━━━━━ Given records

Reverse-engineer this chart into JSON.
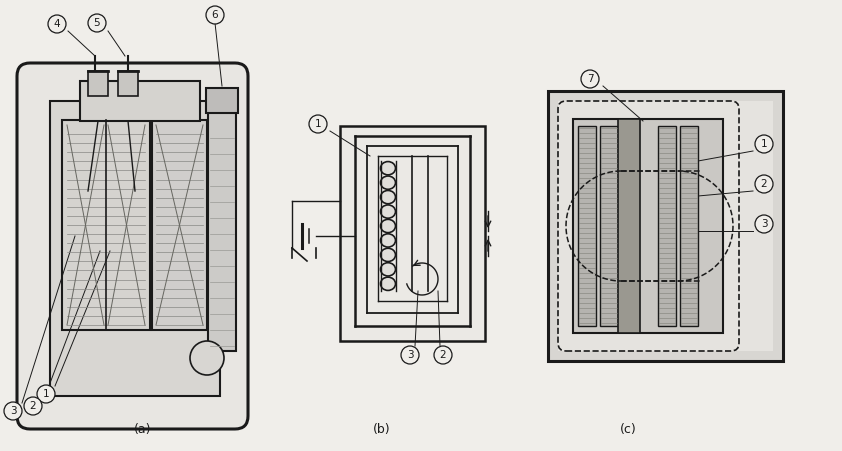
{
  "bg_color": "#f0eeea",
  "line_color": "#1a1a1a",
  "white": "#ffffff",
  "light_gray": "#e0deda",
  "med_gray": "#c8c5c0",
  "dark_gray": "#999990",
  "label_a": "(a)",
  "label_b": "(b)",
  "label_c": "(c)",
  "fig_width": 8.42,
  "fig_height": 4.51,
  "dpi": 100
}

━━━━━━━━━━

*Instructions to follow*
Set down every entry word for word, but omit the pictures.

*Full solution*
Reverse-engineer this chart into JSON.
{
  "bg_color": "#f0eeea",
  "line_color": "#1a1a1a",
  "white": "#ffffff",
  "light_gray": "#e0deda",
  "med_gray": "#c8c5c0",
  "dark_gray": "#999990",
  "label_a": "(a)",
  "label_b": "(b)",
  "label_c": "(c)",
  "fig_width": 8.42,
  "fig_height": 4.51,
  "dpi": 100
}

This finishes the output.